**Task details:** Lift every line from the entries that includes the word "content".

** Begin **

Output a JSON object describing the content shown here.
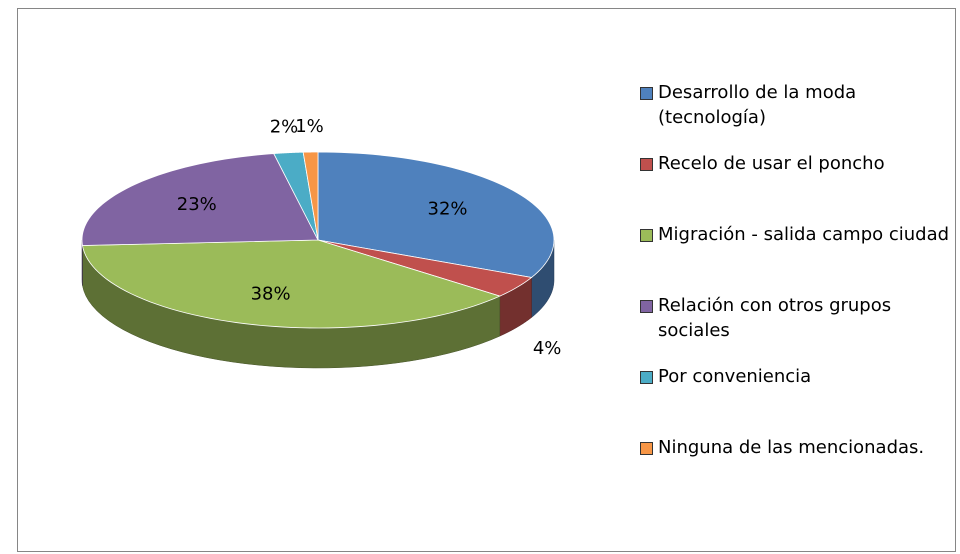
{
  "chart_data": {
    "type": "pie3d",
    "categories": [
      "Desarrollo de la moda (tecnología)",
      "Recelo de usar el poncho",
      "Migración - salida campo ciudad",
      "Relación con otros grupos sociales",
      "Por conveniencia",
      "Ninguna de las mencionadas."
    ],
    "values": [
      32,
      4,
      38,
      23,
      2,
      1
    ],
    "value_labels": [
      "32%",
      "4%",
      "38%",
      "23%",
      "2%",
      "1%"
    ],
    "colors": [
      "#4f81bd",
      "#c0504d",
      "#9bbb59",
      "#8064a2",
      "#4bacc6",
      "#f79646"
    ],
    "legend": "right"
  }
}
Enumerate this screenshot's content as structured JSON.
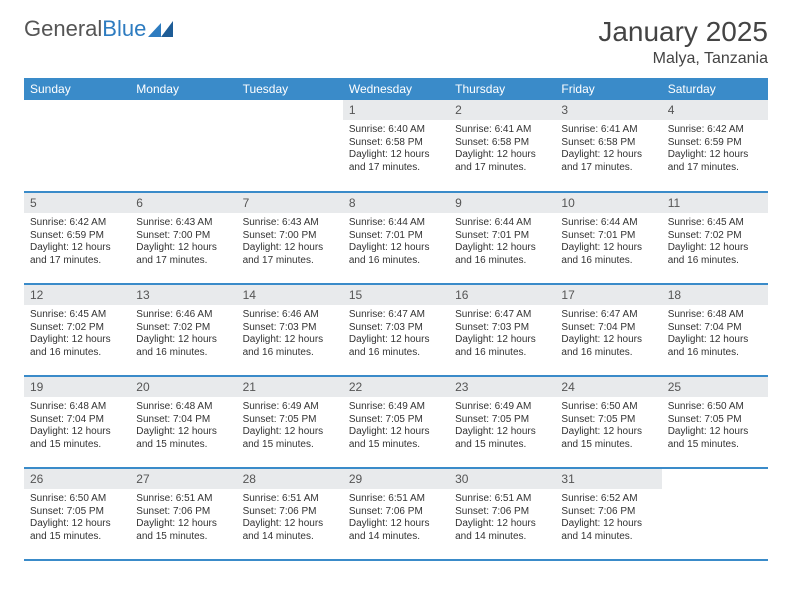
{
  "logo": {
    "gray": "General",
    "blue": "Blue"
  },
  "title": "January 2025",
  "location": "Malya, Tanzania",
  "colors": {
    "header_bg": "#3a8bc9",
    "header_text": "#ffffff",
    "daynum_bg": "#e8eaec",
    "border": "#3a8bc9",
    "logo_blue": "#2e7cc0"
  },
  "weekdays": [
    "Sunday",
    "Monday",
    "Tuesday",
    "Wednesday",
    "Thursday",
    "Friday",
    "Saturday"
  ],
  "weeks": [
    [
      null,
      null,
      null,
      {
        "n": "1",
        "sr": "6:40 AM",
        "ss": "6:58 PM",
        "dl": "12 hours and 17 minutes."
      },
      {
        "n": "2",
        "sr": "6:41 AM",
        "ss": "6:58 PM",
        "dl": "12 hours and 17 minutes."
      },
      {
        "n": "3",
        "sr": "6:41 AM",
        "ss": "6:58 PM",
        "dl": "12 hours and 17 minutes."
      },
      {
        "n": "4",
        "sr": "6:42 AM",
        "ss": "6:59 PM",
        "dl": "12 hours and 17 minutes."
      }
    ],
    [
      {
        "n": "5",
        "sr": "6:42 AM",
        "ss": "6:59 PM",
        "dl": "12 hours and 17 minutes."
      },
      {
        "n": "6",
        "sr": "6:43 AM",
        "ss": "7:00 PM",
        "dl": "12 hours and 17 minutes."
      },
      {
        "n": "7",
        "sr": "6:43 AM",
        "ss": "7:00 PM",
        "dl": "12 hours and 17 minutes."
      },
      {
        "n": "8",
        "sr": "6:44 AM",
        "ss": "7:01 PM",
        "dl": "12 hours and 16 minutes."
      },
      {
        "n": "9",
        "sr": "6:44 AM",
        "ss": "7:01 PM",
        "dl": "12 hours and 16 minutes."
      },
      {
        "n": "10",
        "sr": "6:44 AM",
        "ss": "7:01 PM",
        "dl": "12 hours and 16 minutes."
      },
      {
        "n": "11",
        "sr": "6:45 AM",
        "ss": "7:02 PM",
        "dl": "12 hours and 16 minutes."
      }
    ],
    [
      {
        "n": "12",
        "sr": "6:45 AM",
        "ss": "7:02 PM",
        "dl": "12 hours and 16 minutes."
      },
      {
        "n": "13",
        "sr": "6:46 AM",
        "ss": "7:02 PM",
        "dl": "12 hours and 16 minutes."
      },
      {
        "n": "14",
        "sr": "6:46 AM",
        "ss": "7:03 PM",
        "dl": "12 hours and 16 minutes."
      },
      {
        "n": "15",
        "sr": "6:47 AM",
        "ss": "7:03 PM",
        "dl": "12 hours and 16 minutes."
      },
      {
        "n": "16",
        "sr": "6:47 AM",
        "ss": "7:03 PM",
        "dl": "12 hours and 16 minutes."
      },
      {
        "n": "17",
        "sr": "6:47 AM",
        "ss": "7:04 PM",
        "dl": "12 hours and 16 minutes."
      },
      {
        "n": "18",
        "sr": "6:48 AM",
        "ss": "7:04 PM",
        "dl": "12 hours and 16 minutes."
      }
    ],
    [
      {
        "n": "19",
        "sr": "6:48 AM",
        "ss": "7:04 PM",
        "dl": "12 hours and 15 minutes."
      },
      {
        "n": "20",
        "sr": "6:48 AM",
        "ss": "7:04 PM",
        "dl": "12 hours and 15 minutes."
      },
      {
        "n": "21",
        "sr": "6:49 AM",
        "ss": "7:05 PM",
        "dl": "12 hours and 15 minutes."
      },
      {
        "n": "22",
        "sr": "6:49 AM",
        "ss": "7:05 PM",
        "dl": "12 hours and 15 minutes."
      },
      {
        "n": "23",
        "sr": "6:49 AM",
        "ss": "7:05 PM",
        "dl": "12 hours and 15 minutes."
      },
      {
        "n": "24",
        "sr": "6:50 AM",
        "ss": "7:05 PM",
        "dl": "12 hours and 15 minutes."
      },
      {
        "n": "25",
        "sr": "6:50 AM",
        "ss": "7:05 PM",
        "dl": "12 hours and 15 minutes."
      }
    ],
    [
      {
        "n": "26",
        "sr": "6:50 AM",
        "ss": "7:05 PM",
        "dl": "12 hours and 15 minutes."
      },
      {
        "n": "27",
        "sr": "6:51 AM",
        "ss": "7:06 PM",
        "dl": "12 hours and 15 minutes."
      },
      {
        "n": "28",
        "sr": "6:51 AM",
        "ss": "7:06 PM",
        "dl": "12 hours and 14 minutes."
      },
      {
        "n": "29",
        "sr": "6:51 AM",
        "ss": "7:06 PM",
        "dl": "12 hours and 14 minutes."
      },
      {
        "n": "30",
        "sr": "6:51 AM",
        "ss": "7:06 PM",
        "dl": "12 hours and 14 minutes."
      },
      {
        "n": "31",
        "sr": "6:52 AM",
        "ss": "7:06 PM",
        "dl": "12 hours and 14 minutes."
      },
      null
    ]
  ],
  "labels": {
    "sunrise": "Sunrise:",
    "sunset": "Sunset:",
    "daylight": "Daylight:"
  }
}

** End **

**Exercise solution:**
Output a JSON object describing the content shown here.
Enumerate this screenshot's content as structured JSON.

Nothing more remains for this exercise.